#### Given text:
Segment Open

Visualizing The Impact Of An Index Change

Posted by Baron Schwartz on Apr 22, 2014 7:25:00 AM

One of our top queries updates a table called host_agent with status information from agents checking in with the APIs periodically. I was always a little surprised at how “hot” this particular query is. If you’d asked my intuition, I wouldn’t have thought it would be in the top 25.

Over time, a thought occurred to me – this table is a bit denormalized and needs to be refactored, and as we made progress towards that in small steps, its primary key was revealed to be wrong. That is, it wasn’t truly the natural primary key for the table. And the hot update had to use a secondary index to search for the row it wanted to update. Hmmm, I thought, didn’t I write High Performance MySQL and shouldn’t I know a little bit about these things?

I could have tested things endlessly with measurements or benchmarks or something, but I love using VividCortex on our own systems. Pour me a glass of that VividChampagne, I’ll drink it! So I just ran an ALTER TABLE on our staging system, waited a bit, and looked at our Top Queries view. To get the view I wanted, I just sorted by average latency (instead of the default, which is total time) and filtered the results by the table name. Behold:


See the spike in the first query? That’s the ALTER. The query I thought would get a lot faster after this index change was #2. It doesn’t look like it changed at all.

Segment Closed

#### Supplied information:
Segment Open

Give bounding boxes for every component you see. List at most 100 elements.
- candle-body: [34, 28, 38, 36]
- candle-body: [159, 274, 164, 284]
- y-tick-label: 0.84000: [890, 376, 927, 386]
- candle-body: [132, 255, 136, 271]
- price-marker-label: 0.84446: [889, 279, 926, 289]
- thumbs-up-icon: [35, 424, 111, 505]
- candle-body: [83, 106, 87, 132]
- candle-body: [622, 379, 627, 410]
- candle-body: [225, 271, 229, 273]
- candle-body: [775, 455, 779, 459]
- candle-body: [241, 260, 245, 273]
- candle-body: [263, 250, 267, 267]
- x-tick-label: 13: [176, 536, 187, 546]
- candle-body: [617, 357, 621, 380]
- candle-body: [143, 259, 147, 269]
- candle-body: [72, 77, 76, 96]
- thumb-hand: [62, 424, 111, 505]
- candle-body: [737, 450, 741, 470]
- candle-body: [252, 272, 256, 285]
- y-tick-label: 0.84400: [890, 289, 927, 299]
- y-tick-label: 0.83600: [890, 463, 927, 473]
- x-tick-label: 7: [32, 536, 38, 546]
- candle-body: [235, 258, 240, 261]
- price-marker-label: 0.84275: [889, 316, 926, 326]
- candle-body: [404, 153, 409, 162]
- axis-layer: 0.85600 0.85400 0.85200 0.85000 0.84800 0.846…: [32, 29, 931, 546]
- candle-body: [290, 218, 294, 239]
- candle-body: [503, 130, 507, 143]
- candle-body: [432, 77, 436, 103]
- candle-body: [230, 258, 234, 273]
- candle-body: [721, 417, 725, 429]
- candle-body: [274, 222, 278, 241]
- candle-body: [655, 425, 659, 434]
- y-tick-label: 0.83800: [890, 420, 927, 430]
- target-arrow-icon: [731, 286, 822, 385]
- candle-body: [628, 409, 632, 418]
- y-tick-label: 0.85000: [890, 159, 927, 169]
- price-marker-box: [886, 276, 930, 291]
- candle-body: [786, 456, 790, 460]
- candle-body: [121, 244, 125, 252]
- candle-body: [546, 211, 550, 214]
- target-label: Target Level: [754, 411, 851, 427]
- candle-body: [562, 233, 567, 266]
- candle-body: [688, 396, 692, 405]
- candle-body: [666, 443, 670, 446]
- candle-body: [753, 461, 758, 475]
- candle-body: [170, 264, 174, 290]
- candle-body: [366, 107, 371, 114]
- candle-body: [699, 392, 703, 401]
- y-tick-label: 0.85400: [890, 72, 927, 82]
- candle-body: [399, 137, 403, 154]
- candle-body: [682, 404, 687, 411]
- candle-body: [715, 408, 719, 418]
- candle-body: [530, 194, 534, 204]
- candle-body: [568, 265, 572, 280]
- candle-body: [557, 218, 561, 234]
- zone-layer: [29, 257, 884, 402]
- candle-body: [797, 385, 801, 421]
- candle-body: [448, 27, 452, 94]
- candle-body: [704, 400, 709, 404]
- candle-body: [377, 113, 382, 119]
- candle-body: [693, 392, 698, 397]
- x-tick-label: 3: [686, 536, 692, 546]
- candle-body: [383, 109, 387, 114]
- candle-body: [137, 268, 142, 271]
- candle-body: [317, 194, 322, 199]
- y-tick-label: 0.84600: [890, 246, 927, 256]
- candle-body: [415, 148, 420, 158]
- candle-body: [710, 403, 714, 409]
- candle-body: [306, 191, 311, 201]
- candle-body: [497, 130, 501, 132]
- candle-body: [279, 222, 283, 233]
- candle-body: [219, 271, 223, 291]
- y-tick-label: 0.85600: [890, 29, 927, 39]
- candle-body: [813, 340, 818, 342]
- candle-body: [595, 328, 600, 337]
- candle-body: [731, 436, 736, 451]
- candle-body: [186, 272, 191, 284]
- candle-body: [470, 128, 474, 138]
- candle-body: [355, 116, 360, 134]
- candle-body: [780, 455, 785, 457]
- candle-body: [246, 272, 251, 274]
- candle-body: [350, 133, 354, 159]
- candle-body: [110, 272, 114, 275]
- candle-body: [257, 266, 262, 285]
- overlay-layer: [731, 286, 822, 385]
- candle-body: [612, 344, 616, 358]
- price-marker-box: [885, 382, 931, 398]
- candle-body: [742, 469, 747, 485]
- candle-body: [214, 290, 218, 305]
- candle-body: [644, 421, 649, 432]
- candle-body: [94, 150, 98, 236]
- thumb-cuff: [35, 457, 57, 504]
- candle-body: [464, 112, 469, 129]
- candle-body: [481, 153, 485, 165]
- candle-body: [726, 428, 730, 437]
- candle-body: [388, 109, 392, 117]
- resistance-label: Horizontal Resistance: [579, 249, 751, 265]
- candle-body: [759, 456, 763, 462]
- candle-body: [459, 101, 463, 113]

Segment Closed

#### Work request 1:
In the blog post about the index change, how did the author sort the Top Queries view to get the view he wanted?
#### Work request 2:
Continue the blog post about the index change from its last sentence.

#### Final answer 1:
By average latency instead of the default, total time.

#### Final answer 2:
On the other hand, take a look at queries 4, 6, 7, and 9. They all suffered badly from the change in index.

I don’t need to get deep into exactly what the EXPLAIN plan is and why this query is suddenly slower than it used to be. The key thing is knowing how easily I can visualize what happened to performance of all of the queries affecting this table. Without VividCortex I can safely say I would have been quite unaware of the changes in most of those queries, which I didn’t expect to suffer.

In the future, such an ALTER TABLE will automatically generate an event in our system, which will be overlaid on views such as this for even easier inspection. (We have routine ALTER events, but this one isn’t one of them; it’s unusual and will be categorized as such.)

Note that this entire experiment took much less time than I’ve just spent writing about it. No slow query logging, not tedious comparing before and after. Do your tools help you get your work done this quickly?